## The exercise
List each line holding the string "ответы".

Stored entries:
— Begin —

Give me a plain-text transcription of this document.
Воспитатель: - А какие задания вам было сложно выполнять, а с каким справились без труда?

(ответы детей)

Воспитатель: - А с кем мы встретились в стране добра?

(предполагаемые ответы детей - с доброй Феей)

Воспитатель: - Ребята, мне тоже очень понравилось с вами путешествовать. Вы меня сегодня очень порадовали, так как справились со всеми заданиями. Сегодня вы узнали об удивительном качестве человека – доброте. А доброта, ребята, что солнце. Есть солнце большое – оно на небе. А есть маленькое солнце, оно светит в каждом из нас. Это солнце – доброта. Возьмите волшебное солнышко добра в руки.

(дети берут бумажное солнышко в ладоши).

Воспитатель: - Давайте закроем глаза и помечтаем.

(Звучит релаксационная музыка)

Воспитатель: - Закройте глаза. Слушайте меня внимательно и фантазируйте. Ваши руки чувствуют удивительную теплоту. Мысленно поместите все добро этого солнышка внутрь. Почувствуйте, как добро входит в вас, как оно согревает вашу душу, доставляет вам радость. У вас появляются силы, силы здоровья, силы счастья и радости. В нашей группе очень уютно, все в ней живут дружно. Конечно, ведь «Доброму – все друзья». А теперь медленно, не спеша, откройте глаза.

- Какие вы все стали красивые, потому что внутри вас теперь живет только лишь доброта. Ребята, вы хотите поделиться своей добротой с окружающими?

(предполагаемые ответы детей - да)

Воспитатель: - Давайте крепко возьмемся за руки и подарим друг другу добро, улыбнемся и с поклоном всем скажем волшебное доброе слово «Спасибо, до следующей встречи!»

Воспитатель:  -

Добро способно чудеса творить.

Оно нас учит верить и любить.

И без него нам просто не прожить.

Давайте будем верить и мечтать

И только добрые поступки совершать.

— End —
— Begin —

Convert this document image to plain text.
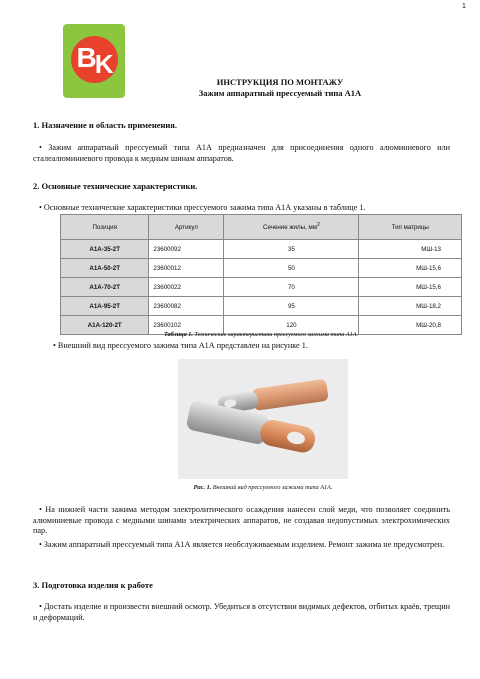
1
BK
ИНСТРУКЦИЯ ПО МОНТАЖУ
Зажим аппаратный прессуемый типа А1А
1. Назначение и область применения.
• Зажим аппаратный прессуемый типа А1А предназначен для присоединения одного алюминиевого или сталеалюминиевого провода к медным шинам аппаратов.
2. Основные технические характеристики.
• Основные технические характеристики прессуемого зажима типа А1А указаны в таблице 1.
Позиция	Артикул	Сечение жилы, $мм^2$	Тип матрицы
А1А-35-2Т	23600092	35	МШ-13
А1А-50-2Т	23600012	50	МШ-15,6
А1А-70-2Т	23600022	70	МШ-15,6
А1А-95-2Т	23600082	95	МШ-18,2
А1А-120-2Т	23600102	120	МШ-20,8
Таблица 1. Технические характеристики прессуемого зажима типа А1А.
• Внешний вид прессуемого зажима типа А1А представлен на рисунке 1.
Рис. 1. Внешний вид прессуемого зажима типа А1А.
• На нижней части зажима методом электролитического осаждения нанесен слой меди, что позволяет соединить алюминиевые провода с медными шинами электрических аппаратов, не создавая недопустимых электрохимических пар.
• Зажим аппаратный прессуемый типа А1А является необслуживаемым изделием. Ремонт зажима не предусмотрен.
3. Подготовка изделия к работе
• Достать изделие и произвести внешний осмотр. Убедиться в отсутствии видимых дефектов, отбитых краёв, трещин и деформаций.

— End —

## Finished task
(ответы детей)
(предполагаемые ответы детей - с доброй Феей)
(предполагаемые ответы детей - да)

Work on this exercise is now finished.